[TO BE DONE]
A: In the passage below on Finland's state budget, how much will the state still owe after the surplus is spent on paying off debt?
B: Translate this sentence from the text on Finland's state budget into Spanish: "Holm predicts that a realistic goal for the next government could be merely to balance the state finances again."
C: Carry on the passage about Finland's state budget and debt below, picking up from its final sentence.

[PROVIDED TEXT]

This year the surplus in the state budget is EUR 2.7 billion, which is to be spent on paying off the existing debt. After that the state will still owe about EUR 53 billion, which is about 31 per cent of GDP.
      No civil servants at the Ministry of Finance can be found who would be willing to be quoted on when Finland might switch from paying off debt to borrowing again, but the year 2012 is seen as a possible turning point.
      Pasi Holm, managing director of the Pellervo economic research institute PTT offers one possible year:
      "More money will probably have to be borrowed in about 2015. The state will starting to become indebted, as the costs of people going into retrirement and the changing population structure begin to exert their influence", he said.
     
A goal in the programme of the present government is to have a surplus in state finances equivalent to one per cent of GDP by the end of the four-year term.
      Holm predicts that a realistic goal for the next government could be merely to balance the state finances again.

[INFORMATION SUPPLIED]
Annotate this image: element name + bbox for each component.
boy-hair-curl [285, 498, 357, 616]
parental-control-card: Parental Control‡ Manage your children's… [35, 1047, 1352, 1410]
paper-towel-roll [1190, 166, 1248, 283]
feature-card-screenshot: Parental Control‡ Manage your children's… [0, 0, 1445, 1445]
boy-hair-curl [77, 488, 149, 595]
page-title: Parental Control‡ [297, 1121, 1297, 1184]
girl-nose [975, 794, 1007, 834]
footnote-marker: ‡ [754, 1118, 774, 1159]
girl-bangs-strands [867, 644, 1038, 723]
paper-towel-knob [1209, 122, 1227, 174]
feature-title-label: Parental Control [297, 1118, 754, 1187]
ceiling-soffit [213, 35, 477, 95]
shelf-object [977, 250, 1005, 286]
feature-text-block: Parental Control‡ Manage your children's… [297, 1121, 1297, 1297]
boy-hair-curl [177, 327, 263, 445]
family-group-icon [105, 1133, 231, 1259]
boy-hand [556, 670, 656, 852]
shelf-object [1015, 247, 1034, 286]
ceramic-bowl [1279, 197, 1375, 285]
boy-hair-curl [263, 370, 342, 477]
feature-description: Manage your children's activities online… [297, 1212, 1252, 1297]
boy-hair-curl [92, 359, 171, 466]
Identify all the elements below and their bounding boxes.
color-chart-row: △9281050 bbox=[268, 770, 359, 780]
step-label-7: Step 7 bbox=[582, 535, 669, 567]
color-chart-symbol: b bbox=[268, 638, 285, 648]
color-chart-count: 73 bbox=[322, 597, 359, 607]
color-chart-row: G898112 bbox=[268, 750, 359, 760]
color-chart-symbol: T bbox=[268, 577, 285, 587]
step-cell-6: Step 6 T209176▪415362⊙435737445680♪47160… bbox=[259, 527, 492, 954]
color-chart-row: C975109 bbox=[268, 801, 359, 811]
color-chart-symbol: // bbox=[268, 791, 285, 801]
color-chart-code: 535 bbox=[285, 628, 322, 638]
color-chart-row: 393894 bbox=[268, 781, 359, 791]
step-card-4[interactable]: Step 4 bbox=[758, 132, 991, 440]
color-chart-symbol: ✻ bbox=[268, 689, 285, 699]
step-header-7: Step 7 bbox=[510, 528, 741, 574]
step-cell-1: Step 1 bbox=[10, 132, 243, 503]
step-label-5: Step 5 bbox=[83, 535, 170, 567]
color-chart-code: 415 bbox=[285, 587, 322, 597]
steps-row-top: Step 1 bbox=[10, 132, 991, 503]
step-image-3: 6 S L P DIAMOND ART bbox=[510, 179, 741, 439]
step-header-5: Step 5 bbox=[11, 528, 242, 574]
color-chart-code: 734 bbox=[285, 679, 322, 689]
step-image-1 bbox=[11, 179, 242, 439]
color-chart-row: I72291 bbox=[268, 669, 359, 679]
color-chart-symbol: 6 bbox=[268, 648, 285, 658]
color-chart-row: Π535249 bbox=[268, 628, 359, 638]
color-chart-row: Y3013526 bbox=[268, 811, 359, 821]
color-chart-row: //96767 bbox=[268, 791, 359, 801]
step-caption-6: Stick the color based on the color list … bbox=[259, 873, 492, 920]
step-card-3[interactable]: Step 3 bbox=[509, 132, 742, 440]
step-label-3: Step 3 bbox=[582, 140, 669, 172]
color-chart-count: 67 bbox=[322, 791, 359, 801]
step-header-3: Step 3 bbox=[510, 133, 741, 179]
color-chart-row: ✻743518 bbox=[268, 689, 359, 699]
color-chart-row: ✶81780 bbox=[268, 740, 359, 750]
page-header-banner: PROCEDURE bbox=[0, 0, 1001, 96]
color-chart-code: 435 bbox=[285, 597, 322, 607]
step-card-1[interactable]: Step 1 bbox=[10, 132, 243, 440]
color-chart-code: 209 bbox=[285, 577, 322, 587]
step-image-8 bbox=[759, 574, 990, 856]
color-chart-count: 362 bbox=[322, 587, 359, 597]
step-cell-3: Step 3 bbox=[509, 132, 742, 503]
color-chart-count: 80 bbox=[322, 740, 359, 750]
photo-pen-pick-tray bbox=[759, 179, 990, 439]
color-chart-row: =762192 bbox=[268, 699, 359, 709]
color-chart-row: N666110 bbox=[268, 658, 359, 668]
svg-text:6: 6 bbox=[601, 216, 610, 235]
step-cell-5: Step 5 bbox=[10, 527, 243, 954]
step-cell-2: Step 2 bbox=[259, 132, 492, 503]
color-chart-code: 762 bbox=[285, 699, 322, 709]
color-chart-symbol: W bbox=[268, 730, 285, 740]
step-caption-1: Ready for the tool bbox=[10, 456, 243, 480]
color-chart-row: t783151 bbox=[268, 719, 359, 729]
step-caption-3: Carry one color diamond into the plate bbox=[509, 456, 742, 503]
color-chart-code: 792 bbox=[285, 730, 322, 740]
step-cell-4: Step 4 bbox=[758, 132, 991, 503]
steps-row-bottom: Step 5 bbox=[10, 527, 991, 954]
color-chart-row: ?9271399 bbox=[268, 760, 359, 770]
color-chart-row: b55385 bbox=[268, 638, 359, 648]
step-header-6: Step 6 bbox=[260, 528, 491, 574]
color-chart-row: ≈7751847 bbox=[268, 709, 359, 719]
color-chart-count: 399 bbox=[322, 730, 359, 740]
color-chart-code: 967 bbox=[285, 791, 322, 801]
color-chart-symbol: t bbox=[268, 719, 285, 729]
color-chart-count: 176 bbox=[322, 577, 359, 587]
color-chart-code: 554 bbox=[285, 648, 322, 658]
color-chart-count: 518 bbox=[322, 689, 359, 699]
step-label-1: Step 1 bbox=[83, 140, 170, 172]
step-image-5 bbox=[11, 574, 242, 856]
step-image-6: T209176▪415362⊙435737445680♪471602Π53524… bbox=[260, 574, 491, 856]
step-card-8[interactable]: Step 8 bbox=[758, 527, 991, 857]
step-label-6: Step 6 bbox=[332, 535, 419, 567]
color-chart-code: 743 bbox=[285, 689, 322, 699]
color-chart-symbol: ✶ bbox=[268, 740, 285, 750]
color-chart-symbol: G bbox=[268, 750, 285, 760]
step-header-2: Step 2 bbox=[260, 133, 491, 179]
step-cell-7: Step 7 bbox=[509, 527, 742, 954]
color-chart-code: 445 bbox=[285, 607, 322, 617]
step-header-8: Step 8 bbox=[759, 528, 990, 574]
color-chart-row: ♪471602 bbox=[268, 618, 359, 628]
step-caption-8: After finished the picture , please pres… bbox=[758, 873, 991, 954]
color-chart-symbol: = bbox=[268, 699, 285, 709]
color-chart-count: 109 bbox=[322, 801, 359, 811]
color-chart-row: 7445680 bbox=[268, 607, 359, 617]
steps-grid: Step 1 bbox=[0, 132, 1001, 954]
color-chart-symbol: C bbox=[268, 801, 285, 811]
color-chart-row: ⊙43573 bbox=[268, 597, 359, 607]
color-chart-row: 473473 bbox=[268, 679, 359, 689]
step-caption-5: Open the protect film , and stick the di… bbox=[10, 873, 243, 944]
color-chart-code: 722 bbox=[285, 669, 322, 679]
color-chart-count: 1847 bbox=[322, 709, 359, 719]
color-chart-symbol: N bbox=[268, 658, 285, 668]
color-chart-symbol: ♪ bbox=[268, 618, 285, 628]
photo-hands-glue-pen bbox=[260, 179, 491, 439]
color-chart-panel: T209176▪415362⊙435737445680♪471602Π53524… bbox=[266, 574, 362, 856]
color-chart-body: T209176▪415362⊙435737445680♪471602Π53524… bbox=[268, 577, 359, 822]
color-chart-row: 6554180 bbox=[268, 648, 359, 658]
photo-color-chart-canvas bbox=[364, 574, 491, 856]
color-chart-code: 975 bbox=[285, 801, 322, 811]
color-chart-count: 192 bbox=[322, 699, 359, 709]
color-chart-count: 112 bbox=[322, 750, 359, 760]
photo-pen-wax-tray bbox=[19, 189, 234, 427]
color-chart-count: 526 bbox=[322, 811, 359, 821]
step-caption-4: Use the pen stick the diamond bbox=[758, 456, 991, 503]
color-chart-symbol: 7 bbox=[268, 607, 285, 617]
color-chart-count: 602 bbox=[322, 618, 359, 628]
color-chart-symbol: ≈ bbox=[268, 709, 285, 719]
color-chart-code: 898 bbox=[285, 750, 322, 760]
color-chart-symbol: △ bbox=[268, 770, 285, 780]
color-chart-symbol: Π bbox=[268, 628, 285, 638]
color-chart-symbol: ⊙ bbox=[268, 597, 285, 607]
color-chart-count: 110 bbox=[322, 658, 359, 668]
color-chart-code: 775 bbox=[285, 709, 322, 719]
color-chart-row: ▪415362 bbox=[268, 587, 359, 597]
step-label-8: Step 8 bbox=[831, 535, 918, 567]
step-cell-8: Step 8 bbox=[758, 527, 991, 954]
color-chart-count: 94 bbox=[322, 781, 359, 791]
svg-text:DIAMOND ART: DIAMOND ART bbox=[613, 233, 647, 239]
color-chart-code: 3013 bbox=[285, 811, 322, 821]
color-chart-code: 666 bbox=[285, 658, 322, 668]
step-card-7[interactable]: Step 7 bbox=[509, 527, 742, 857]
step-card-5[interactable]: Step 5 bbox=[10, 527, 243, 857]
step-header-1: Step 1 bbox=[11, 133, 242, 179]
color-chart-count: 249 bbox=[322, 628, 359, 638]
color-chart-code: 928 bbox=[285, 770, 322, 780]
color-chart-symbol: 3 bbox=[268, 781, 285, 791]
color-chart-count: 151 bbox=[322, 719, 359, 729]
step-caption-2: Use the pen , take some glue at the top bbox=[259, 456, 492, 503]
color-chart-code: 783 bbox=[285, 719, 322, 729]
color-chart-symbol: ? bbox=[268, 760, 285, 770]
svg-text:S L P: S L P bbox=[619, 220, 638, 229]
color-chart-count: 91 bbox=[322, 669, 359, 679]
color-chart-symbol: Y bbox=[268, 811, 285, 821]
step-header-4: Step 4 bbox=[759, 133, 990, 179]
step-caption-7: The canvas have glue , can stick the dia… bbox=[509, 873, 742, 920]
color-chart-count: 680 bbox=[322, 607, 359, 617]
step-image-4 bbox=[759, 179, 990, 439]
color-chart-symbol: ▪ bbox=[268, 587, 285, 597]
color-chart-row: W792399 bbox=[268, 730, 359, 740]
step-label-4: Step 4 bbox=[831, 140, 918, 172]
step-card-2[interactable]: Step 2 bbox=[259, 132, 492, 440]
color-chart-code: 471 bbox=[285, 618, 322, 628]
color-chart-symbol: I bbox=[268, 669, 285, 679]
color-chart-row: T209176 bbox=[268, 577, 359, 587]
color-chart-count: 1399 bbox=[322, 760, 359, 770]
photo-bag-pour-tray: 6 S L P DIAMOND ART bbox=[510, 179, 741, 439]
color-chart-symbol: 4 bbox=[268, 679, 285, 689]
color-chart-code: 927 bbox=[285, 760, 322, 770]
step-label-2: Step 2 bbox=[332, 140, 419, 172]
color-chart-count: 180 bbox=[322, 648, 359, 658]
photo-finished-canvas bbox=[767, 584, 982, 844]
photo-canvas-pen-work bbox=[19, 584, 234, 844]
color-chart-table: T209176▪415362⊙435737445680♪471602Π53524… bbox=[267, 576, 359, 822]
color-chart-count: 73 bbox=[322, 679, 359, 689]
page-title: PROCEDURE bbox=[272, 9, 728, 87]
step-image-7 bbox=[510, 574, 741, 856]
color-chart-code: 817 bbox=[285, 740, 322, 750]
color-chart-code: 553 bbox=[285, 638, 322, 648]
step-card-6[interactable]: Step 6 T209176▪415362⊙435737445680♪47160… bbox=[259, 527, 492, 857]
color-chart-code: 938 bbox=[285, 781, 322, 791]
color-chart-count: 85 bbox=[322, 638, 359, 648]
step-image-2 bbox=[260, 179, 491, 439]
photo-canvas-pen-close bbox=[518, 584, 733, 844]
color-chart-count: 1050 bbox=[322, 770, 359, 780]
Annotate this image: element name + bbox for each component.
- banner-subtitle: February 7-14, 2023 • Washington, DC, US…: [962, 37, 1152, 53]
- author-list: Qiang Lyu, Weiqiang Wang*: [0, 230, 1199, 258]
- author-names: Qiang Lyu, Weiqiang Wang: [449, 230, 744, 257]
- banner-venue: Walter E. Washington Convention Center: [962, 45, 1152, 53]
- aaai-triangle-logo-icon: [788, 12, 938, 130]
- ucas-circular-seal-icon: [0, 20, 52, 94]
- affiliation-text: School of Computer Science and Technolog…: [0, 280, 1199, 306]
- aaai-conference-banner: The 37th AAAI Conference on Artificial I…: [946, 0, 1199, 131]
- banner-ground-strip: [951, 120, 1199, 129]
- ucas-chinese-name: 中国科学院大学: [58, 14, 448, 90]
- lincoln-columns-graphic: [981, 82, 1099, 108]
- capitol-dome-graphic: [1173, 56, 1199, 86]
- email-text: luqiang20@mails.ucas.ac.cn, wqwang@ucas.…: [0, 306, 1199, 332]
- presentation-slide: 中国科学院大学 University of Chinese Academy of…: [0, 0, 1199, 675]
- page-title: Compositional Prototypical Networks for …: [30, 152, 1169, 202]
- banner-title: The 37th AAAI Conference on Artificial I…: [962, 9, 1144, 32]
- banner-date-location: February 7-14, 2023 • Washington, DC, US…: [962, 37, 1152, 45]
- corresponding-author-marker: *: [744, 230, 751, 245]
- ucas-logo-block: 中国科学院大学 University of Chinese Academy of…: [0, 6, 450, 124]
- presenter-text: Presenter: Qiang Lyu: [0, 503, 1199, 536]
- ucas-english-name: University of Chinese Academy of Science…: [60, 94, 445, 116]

[WRITTEN ANSWERS]
A: About EUR 53 billion, which is about 31 per cent of GDP.

B: Holm prevé que un objetivo realista para el próximo gobierno podría ser simplemente volver a equilibrar las finanzas del Estado.

C:
     
Not everyone is painting horror scenarios. Jaakko Kiander, head of the Labour Institute of Economic Research, points out that the Finnish public sector has almost no net indebtedness, because the debt is balanced out by assets, such as cash reserves, real estate, and shares, as well as by pension funds.
      "In ptactical terms, the state does not have any net indebtedness at all. Finland is the world's richest country right after Norway, in terms of public finances", Kiander says.
      "It is estimated that the growth will continue after next year, and that the state finances will remain in surplus for sometime", he argues.
      However, it is not easy to pay off the state debt. Kiander says that it would be ideal to get the debt to the level where it was before the recession of the 1990s. In 1990 the debt stood at about ten per cent of GDP.


Previously in HS International Edition:
  Economic boom brings state more revenue than expected (3.10.2007)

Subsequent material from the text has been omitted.